● **Data shown**:

-- -- --

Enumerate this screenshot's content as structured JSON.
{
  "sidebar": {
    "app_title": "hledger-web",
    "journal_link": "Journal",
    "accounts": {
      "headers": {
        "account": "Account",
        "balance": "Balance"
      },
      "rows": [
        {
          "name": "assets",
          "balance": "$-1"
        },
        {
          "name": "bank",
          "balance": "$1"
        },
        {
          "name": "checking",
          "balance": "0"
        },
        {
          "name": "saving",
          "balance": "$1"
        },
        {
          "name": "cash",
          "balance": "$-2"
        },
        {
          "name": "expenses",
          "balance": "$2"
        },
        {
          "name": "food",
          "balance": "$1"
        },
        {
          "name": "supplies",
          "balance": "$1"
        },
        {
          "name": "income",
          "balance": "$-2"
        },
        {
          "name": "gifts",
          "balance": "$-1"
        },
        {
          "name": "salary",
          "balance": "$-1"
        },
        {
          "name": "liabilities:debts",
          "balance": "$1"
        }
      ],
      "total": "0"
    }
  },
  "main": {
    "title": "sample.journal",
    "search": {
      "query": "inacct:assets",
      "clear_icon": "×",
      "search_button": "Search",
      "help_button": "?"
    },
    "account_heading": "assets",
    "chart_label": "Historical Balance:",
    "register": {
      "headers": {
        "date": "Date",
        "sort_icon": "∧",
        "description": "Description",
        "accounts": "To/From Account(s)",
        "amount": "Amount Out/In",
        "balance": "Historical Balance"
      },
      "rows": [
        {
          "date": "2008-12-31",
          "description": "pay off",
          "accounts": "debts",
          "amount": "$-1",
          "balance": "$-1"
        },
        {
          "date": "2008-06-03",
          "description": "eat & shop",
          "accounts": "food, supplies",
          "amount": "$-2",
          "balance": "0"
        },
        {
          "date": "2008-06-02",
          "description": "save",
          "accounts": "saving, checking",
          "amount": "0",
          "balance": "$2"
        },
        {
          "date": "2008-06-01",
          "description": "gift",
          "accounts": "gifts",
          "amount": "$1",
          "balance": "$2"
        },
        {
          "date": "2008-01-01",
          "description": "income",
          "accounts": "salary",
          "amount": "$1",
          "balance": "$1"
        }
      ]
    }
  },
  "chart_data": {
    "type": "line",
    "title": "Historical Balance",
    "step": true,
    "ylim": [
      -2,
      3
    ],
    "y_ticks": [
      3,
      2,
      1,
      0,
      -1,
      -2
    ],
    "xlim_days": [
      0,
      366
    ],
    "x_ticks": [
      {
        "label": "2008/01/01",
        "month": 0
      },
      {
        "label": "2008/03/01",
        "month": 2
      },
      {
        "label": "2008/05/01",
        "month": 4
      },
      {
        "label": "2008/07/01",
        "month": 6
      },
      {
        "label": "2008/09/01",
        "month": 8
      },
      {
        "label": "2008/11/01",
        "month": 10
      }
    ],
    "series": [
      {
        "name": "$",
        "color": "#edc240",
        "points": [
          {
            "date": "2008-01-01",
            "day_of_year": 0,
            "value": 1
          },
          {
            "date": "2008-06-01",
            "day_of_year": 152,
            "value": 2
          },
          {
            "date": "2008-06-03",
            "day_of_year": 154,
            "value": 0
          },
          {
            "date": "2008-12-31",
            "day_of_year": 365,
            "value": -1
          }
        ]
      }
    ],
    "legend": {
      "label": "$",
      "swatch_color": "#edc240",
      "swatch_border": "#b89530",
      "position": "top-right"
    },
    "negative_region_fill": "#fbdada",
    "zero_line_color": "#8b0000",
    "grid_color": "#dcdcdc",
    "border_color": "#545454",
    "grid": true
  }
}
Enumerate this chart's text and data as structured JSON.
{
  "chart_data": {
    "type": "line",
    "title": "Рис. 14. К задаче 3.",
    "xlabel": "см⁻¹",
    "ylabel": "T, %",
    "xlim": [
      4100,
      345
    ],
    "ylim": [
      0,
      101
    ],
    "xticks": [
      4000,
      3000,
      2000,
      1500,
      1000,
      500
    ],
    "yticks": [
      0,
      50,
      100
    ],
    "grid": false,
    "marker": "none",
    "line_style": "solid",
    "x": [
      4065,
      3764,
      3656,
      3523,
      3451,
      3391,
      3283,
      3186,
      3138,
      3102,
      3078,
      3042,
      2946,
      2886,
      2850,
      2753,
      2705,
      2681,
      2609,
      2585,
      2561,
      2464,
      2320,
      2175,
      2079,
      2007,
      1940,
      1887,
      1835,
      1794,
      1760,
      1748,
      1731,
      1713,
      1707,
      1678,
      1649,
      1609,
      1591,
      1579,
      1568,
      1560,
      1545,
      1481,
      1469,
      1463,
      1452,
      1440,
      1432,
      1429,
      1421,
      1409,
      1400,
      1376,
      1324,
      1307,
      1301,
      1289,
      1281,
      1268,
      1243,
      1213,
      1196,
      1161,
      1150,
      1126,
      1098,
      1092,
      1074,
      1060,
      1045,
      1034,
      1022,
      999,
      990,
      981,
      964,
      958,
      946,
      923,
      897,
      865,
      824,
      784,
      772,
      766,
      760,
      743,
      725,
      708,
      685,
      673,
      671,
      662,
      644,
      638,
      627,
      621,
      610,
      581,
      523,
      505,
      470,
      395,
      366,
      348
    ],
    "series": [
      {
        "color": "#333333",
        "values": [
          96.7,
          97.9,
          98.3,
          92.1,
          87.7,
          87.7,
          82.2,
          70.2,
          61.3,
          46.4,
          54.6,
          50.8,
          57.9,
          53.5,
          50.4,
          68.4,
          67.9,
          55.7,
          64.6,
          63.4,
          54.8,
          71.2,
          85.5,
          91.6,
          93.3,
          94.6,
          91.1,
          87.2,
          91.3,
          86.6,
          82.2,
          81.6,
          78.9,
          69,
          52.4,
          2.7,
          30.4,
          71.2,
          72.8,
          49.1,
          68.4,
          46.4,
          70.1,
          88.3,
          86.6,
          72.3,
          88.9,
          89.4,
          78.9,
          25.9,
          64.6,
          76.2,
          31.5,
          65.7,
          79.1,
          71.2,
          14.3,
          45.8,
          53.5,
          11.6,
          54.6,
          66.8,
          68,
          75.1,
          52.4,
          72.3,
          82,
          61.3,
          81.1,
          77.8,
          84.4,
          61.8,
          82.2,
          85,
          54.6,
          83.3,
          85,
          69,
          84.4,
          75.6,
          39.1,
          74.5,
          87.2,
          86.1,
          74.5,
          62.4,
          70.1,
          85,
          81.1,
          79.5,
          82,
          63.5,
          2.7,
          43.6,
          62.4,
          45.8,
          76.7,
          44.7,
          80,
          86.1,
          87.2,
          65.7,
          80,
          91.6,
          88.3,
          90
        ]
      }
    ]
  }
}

-- -- --

● **Directions**: Repeat the preceding lines exactly, please, every one of them.

● **Answer**:
Enumerate this screenshot's content as structured JSON.
{
  "sidebar": {
    "app_title": "hledger-web",
    "journal_link": "Journal",
    "accounts": {
      "headers": {
        "account": "Account",
        "balance": "Balance"
      },
      "rows": [
        {
          "name": "assets",
          "balance": "$-1"
        },
        {
          "name": "bank",
          "balance": "$1"
        },
        {
          "name": "checking",
          "balance": "0"
        },
        {
          "name": "saving",
          "balance": "$1"
        },
        {
          "name": "cash",
          "balance": "$-2"
        },
        {
          "name": "expenses",
          "balance": "$2"
        },
        {
          "name": "food",
          "balance": "$1"
        },
        {
          "name": "supplies",
          "balance": "$1"
        },
        {
          "name": "income",
          "balance": "$-2"
        },
        {
          "name": "gifts",
          "balance": "$-1"
        },
        {
          "name": "salary",
          "balance": "$-1"
        },
        {
          "name": "liabilities:debts",
          "balance": "$1"
        }
      ],
      "total": "0"
    }
  },
  "main": {
    "title": "sample.journal",
    "search": {
      "query": "inacct:assets",
      "clear_icon": "×",
      "search_button": "Search",
      "help_button": "?"
    },
    "account_heading": "assets",
    "chart_label": "Historical Balance:",
    "register": {
      "headers": {
        "date": "Date",
        "sort_icon": "∧",
        "description": "Description",
        "accounts": "To/From Account(s)",
        "amount": "Amount Out/In",
        "balance": "Historical Balance"
      },
      "rows": [
        {
          "date": "2008-12-31",
          "description": "pay off",
          "accounts": "debts",
          "amount": "$-1",
          "balance": "$-1"
        },
        {
          "date": "2008-06-03",
          "description": "eat & shop",
          "accounts": "food, supplies",
          "amount": "$-2",
          "balance": "0"
        },
        {
          "date": "2008-06-02",
          "description": "save",
          "accounts": "saving, checking",
          "amount": "0",
          "balance": "$2"
        },
        {
          "date": "2008-06-01",
          "description": "gift",
          "accounts": "gifts",
          "amount": "$1",
          "balance": "$2"
        },
        {
          "date": "2008-01-01",
          "description": "income",
          "accounts": "salary",
          "amount": "$1",
          "balance": "$1"
        }
      ]
    }
  },
  "chart_data": {
    "type": "line",
    "title": "Historical Balance",
    "step": true,
    "ylim": [
      -2,
      3
    ],
    "y_ticks": [
      3,
      2,
      1,
      0,
      -1,
      -2
    ],
    "xlim_days": [
      0,
      366
    ],
    "x_ticks": [
      {
        "label": "2008/01/01",
        "month": 0
      },
      {
        "label": "2008/03/01",
        "month": 2
      },
      {
        "label": "2008/05/01",
        "month": 4
      },
      {
        "label": "2008/07/01",
        "month": 6
      },
      {
        "label": "2008/09/01",
        "month": 8
      },
      {
        "label": "2008/11/01",
        "month": 10
      }
    ],
    "series": [
      {
        "name": "$",
        "color": "#edc240",
        "points": [
          {
            "date": "2008-01-01",
            "day_of_year": 0,
            "value": 1
          },
          {
            "date": "2008-06-01",
            "day_of_year": 152,
            "value": 2
          },
          {
            "date": "2008-06-03",
            "day_of_year": 154,
            "value": 0
          },
          {
            "date": "2008-12-31",
            "day_of_year": 365,
            "value": -1
          }
        ]
      }
    ],
    "legend": {
      "label": "$",
      "swatch_color": "#edc240",
      "swatch_border": "#b89530",
      "position": "top-right"
    },
    "negative_region_fill": "#fbdada",
    "zero_line_color": "#8b0000",
    "grid_color": "#dcdcdc",
    "border_color": "#545454",
    "grid": true
  }
}
Enumerate this chart's text and data as structured JSON.
{
  "chart_data": {
    "type": "line",
    "title": "Рис. 14. К задаче 3.",
    "xlabel": "см⁻¹",
    "ylabel": "T, %",
    "xlim": [
      4100,
      345
    ],
    "ylim": [
      0,
      101
    ],
    "xticks": [
      4000,
      3000,
      2000,
      1500,
      1000,
      500
    ],
    "yticks": [
      0,
      50,
      100
    ],
    "grid": false,
    "marker": "none",
    "line_style": "solid",
    "x": [
      4065,
      3764,
      3656,
      3523,
      3451,
      3391,
      3283,
      3186,
      3138,
      3102,
      3078,
      3042,
      2946,
      2886,
      2850,
      2753,
      2705,
      2681,
      2609,
      2585,
      2561,
      2464,
      2320,
      2175,
      2079,
      2007,
      1940,
      1887,
      1835,
      1794,
      1760,
      1748,
      1731,
      1713,
      1707,
      1678,
      1649,
      1609,
      1591,
      1579,
      1568,
      1560,
      1545,
      1481,
      1469,
      1463,
      1452,
      1440,
      1432,
      1429,
      1421,
      1409,
      1400,
      1376,
      1324,
      1307,
      1301,
      1289,
      1281,
      1268,
      1243,
      1213,
      1196,
      1161,
      1150,
      1126,
      1098,
      1092,
      1074,
      1060,
      1045,
      1034,
      1022,
      999,
      990,
      981,
      964,
      958,
      946,
      923,
      897,
      865,
      824,
      784,
      772,
      766,
      760,
      743,
      725,
      708,
      685,
      673,
      671,
      662,
      644,
      638,
      627,
      621,
      610,
      581,
      523,
      505,
      470,
      395,
      366,
      348
    ],
    "series": [
      {
        "color": "#333333",
        "values": [
          96.7,
          97.9,
          98.3,
          92.1,
          87.7,
          87.7,
          82.2,
          70.2,
          61.3,
          46.4,
          54.6,
          50.8,
          57.9,
          53.5,
          50.4,
          68.4,
          67.9,
          55.7,
          64.6,
          63.4,
          54.8,
          71.2,
          85.5,
          91.6,
          93.3,
          94.6,
          91.1,
          87.2,
          91.3,
          86.6,
          82.2,
          81.6,
          78.9,
          69,
          52.4,
          2.7,
          30.4,
          71.2,
          72.8,
          49.1,
          68.4,
          46.4,
          70.1,
          88.3,
          86.6,
          72.3,
          88.9,
          89.4,
          78.9,
          25.9,
          64.6,
          76.2,
          31.5,
          65.7,
          79.1,
          71.2,
          14.3,
          45.8,
          53.5,
          11.6,
          54.6,
          66.8,
          68,
          75.1,
          52.4,
          72.3,
          82,
          61.3,
          81.1,
          77.8,
          84.4,
          61.8,
          82.2,
          85,
          54.6,
          83.3,
          85,
          69,
          84.4,
          75.6,
          39.1,
          74.5,
          87.2,
          86.1,
          74.5,
          62.4,
          70.1,
          85,
          81.1,
          79.5,
          82,
          63.5,
          2.7,
          43.6,
          62.4,
          45.8,
          76.7,
          44.7,
          80,
          86.1,
          87.2,
          65.7,
          80,
          91.6,
          88.3,
          90
        ]
      }
    ]
  }
}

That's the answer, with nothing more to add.